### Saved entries
----

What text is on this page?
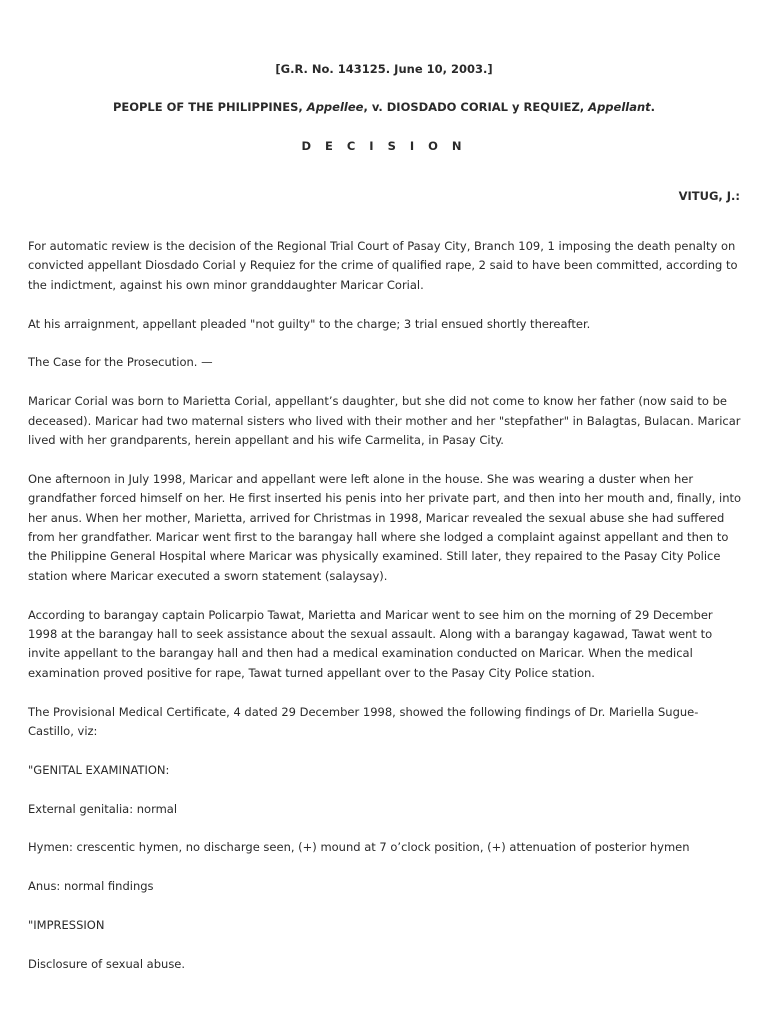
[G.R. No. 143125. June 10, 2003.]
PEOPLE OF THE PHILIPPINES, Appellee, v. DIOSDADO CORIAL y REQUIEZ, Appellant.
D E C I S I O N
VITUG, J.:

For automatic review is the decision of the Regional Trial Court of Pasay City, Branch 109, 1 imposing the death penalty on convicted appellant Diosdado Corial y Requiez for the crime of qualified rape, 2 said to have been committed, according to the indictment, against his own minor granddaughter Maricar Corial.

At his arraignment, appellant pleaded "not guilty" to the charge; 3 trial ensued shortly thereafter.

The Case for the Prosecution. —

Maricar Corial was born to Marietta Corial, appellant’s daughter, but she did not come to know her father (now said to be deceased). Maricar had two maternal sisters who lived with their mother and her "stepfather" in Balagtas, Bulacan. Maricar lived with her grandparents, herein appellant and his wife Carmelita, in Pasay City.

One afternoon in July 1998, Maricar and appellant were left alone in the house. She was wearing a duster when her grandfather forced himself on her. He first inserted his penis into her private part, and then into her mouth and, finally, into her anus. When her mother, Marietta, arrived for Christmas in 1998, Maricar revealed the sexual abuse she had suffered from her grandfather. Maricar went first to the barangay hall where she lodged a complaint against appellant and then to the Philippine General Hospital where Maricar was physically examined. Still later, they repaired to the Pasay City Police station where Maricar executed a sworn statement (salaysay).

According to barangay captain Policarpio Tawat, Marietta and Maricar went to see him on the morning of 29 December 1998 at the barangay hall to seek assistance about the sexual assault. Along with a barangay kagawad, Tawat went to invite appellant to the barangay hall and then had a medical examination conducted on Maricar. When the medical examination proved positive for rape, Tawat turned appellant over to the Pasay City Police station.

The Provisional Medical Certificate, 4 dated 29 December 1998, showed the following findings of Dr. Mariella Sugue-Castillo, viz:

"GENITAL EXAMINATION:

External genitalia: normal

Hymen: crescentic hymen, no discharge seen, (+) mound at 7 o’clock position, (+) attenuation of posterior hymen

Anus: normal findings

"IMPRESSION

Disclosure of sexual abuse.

----

### Short exercise
Your copy should hold every record word for word and none of the pictures.

### Exercise answer
What text is on this page?
[G.R. No. 143125. June 10, 2003.]
PEOPLE OF THE PHILIPPINES, Appellee, v. DIOSDADO CORIAL y REQUIEZ, Appellant.
D E C I S I O N
VITUG, J.:

For automatic review is the decision of the Regional Trial Court of Pasay City, Branch 109, 1 imposing the death penalty on convicted appellant Diosdado Corial y Requiez for the crime of qualified rape, 2 said to have been committed, according to the indictment, against his own minor granddaughter Maricar Corial.

At his arraignment, appellant pleaded "not guilty" to the charge; 3 trial ensued shortly thereafter.

The Case for the Prosecution. —

Maricar Corial was born to Marietta Corial, appellant’s daughter, but she did not come to know her father (now said to be deceased). Maricar had two maternal sisters who lived with their mother and her "stepfather" in Balagtas, Bulacan. Maricar lived with her grandparents, herein appellant and his wife Carmelita, in Pasay City.

One afternoon in July 1998, Maricar and appellant were left alone in the house. She was wearing a duster when her grandfather forced himself on her. He first inserted his penis into her private part, and then into her mouth and, finally, into her anus. When her mother, Marietta, arrived for Christmas in 1998, Maricar revealed the sexual abuse she had suffered from her grandfather. Maricar went first to the barangay hall where she lodged a complaint against appellant and then to the Philippine General Hospital where Maricar was physically examined. Still later, they repaired to the Pasay City Police station where Maricar executed a sworn statement (salaysay).

According to barangay captain Policarpio Tawat, Marietta and Maricar went to see him on the morning of 29 December 1998 at the barangay hall to seek assistance about the sexual assault. Along with a barangay kagawad, Tawat went to invite appellant to the barangay hall and then had a medical examination conducted on Maricar. When the medical examination proved positive for rape, Tawat turned appellant over to the Pasay City Police station.

The Provisional Medical Certificate, 4 dated 29 December 1998, showed the following findings of Dr. Mariella Sugue-Castillo, viz:

"GENITAL EXAMINATION:

External genitalia: normal

Hymen: crescentic hymen, no discharge seen, (+) mound at 7 o’clock position, (+) attenuation of posterior hymen

Anus: normal findings

"IMPRESSION

Disclosure of sexual abuse.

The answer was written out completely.